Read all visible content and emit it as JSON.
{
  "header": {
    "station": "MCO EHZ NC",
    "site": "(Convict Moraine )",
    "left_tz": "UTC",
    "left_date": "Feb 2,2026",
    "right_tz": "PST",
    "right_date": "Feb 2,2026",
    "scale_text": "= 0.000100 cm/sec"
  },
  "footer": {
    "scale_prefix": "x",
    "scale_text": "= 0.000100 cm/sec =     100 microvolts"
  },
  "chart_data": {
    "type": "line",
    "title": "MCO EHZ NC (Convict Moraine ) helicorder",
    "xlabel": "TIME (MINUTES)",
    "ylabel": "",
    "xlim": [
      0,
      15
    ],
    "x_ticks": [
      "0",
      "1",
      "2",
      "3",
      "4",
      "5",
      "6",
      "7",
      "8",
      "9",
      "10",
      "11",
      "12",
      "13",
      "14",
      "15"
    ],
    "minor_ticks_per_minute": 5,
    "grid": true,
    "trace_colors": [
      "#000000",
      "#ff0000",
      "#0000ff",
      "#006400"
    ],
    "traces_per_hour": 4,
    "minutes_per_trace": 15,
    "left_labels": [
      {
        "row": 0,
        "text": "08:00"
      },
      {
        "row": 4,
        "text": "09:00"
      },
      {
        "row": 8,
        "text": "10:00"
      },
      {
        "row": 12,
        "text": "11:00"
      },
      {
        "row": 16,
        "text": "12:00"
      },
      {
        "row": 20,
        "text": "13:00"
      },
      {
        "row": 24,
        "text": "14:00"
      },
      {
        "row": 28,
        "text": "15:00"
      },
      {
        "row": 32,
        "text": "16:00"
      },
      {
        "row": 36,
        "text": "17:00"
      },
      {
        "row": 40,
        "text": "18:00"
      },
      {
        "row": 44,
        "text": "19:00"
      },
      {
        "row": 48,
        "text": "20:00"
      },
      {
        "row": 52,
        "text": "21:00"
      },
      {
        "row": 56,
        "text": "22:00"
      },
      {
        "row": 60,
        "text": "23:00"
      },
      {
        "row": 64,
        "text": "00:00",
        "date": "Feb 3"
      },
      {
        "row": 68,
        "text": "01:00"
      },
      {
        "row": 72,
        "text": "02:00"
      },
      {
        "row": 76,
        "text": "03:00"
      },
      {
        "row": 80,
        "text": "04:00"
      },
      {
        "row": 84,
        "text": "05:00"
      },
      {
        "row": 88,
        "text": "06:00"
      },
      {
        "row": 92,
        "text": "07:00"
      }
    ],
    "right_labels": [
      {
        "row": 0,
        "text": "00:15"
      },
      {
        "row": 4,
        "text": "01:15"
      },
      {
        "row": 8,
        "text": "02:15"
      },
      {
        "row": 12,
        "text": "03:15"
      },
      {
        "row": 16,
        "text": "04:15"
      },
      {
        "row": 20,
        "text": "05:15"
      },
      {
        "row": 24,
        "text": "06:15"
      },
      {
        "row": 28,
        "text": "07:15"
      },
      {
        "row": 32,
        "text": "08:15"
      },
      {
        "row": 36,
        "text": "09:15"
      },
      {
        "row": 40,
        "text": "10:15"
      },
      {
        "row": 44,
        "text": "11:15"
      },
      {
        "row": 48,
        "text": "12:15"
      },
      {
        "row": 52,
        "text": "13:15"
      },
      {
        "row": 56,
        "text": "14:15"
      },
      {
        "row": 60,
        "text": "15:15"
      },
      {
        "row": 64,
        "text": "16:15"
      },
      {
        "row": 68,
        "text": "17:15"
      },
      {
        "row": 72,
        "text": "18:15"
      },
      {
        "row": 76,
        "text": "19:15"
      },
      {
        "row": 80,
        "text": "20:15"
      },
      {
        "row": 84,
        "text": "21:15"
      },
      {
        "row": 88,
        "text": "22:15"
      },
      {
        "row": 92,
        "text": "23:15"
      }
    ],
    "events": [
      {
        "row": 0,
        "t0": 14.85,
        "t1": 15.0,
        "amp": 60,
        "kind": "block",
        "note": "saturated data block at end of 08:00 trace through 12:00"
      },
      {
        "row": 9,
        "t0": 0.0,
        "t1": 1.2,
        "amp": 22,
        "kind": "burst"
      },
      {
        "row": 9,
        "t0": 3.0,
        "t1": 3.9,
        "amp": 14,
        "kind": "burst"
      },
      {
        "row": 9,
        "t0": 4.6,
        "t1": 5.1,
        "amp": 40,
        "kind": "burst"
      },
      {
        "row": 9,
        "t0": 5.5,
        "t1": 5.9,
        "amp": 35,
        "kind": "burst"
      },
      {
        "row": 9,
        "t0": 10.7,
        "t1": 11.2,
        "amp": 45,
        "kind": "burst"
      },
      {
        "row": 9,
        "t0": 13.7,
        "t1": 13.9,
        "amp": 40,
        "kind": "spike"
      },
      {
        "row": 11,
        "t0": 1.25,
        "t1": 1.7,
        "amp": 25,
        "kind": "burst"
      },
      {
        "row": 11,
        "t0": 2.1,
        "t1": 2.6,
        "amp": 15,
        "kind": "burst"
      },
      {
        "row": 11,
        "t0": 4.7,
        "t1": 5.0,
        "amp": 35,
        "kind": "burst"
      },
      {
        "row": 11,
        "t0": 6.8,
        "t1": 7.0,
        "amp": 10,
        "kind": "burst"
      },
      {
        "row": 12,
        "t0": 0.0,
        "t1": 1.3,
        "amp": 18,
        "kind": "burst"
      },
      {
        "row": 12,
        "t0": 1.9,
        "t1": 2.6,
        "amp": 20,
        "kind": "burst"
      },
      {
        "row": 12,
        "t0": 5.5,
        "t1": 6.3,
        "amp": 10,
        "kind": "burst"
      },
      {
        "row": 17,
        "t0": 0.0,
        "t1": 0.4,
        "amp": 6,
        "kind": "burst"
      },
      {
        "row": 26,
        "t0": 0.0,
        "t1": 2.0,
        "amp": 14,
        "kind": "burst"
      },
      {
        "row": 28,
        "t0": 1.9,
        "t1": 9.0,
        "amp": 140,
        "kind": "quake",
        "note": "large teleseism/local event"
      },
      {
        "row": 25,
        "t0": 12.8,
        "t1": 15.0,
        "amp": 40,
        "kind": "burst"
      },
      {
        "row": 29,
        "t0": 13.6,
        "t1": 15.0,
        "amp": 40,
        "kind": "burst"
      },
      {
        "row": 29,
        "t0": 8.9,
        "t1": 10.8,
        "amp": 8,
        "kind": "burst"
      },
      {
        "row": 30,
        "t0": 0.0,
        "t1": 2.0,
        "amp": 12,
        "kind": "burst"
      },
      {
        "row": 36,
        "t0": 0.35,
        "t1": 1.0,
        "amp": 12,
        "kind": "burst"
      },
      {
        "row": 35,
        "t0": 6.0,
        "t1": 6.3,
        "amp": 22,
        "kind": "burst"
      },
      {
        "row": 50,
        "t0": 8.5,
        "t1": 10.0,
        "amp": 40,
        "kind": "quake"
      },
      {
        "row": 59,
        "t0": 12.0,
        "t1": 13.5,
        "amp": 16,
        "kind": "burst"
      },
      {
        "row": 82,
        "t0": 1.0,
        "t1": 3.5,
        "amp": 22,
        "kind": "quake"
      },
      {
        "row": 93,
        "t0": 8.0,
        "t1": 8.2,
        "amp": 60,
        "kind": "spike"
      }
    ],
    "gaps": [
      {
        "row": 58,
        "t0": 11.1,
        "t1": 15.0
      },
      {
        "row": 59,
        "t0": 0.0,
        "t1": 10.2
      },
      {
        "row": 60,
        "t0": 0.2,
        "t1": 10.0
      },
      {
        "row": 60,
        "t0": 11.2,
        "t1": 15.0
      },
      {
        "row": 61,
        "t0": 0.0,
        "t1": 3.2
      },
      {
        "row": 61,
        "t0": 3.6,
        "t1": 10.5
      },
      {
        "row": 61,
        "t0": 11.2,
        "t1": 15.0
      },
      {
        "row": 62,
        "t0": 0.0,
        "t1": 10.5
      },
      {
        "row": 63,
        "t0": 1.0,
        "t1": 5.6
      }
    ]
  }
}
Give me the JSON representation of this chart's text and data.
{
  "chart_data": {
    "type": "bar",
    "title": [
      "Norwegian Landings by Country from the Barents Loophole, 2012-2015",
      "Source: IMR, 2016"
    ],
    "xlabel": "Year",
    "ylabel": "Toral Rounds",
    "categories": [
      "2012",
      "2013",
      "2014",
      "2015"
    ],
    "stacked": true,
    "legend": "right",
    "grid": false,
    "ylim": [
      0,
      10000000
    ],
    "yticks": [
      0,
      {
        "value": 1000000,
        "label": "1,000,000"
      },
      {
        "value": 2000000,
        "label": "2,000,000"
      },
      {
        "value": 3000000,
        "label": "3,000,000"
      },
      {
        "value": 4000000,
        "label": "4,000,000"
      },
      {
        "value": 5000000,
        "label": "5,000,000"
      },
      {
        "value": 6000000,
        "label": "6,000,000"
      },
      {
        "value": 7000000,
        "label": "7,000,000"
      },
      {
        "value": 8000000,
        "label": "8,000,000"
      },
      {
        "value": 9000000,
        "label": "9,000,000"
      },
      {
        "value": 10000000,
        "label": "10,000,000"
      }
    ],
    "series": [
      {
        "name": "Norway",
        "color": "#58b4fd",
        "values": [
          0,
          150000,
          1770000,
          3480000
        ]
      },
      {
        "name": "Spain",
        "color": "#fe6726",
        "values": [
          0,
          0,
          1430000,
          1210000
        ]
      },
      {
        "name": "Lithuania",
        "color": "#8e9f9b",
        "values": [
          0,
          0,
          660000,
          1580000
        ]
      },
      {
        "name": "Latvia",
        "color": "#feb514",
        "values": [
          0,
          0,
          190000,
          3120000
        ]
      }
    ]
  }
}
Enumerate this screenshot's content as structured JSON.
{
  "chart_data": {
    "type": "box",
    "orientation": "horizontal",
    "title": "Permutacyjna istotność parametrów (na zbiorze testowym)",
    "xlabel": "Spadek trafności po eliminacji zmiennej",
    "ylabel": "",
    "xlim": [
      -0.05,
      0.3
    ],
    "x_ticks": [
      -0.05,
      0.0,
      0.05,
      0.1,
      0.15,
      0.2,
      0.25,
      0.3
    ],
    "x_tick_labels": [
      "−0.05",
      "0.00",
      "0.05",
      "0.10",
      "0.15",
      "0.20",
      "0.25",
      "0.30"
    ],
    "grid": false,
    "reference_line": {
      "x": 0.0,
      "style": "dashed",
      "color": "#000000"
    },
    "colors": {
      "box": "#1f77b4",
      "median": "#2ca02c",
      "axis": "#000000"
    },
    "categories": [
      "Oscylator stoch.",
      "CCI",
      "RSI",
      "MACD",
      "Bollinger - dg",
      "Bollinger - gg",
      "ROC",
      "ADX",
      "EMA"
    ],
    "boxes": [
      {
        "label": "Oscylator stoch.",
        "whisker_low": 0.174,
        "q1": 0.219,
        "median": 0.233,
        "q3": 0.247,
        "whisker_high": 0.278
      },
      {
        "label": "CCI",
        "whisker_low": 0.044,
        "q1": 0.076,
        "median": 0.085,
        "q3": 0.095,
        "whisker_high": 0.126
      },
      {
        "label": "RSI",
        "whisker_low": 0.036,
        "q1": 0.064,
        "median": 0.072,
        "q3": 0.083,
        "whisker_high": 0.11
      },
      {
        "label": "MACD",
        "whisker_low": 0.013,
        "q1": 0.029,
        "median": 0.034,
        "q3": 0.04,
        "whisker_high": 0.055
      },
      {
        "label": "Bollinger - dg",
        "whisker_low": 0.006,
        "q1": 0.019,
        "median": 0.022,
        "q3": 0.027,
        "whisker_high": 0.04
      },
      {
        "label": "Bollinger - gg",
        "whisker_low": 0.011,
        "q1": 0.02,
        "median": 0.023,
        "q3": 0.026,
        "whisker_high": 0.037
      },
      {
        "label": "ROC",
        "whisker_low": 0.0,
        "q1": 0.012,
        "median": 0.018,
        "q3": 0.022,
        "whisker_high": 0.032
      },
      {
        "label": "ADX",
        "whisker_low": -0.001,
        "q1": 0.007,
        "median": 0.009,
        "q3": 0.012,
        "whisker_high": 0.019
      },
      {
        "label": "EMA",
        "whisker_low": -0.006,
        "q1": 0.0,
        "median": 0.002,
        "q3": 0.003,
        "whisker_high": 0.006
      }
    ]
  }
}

★ ★ ★ ★ ★ ★ ★

Among the entries above, how many lines include the word "Convict"? Reply with the number only.

• _Answer below_
2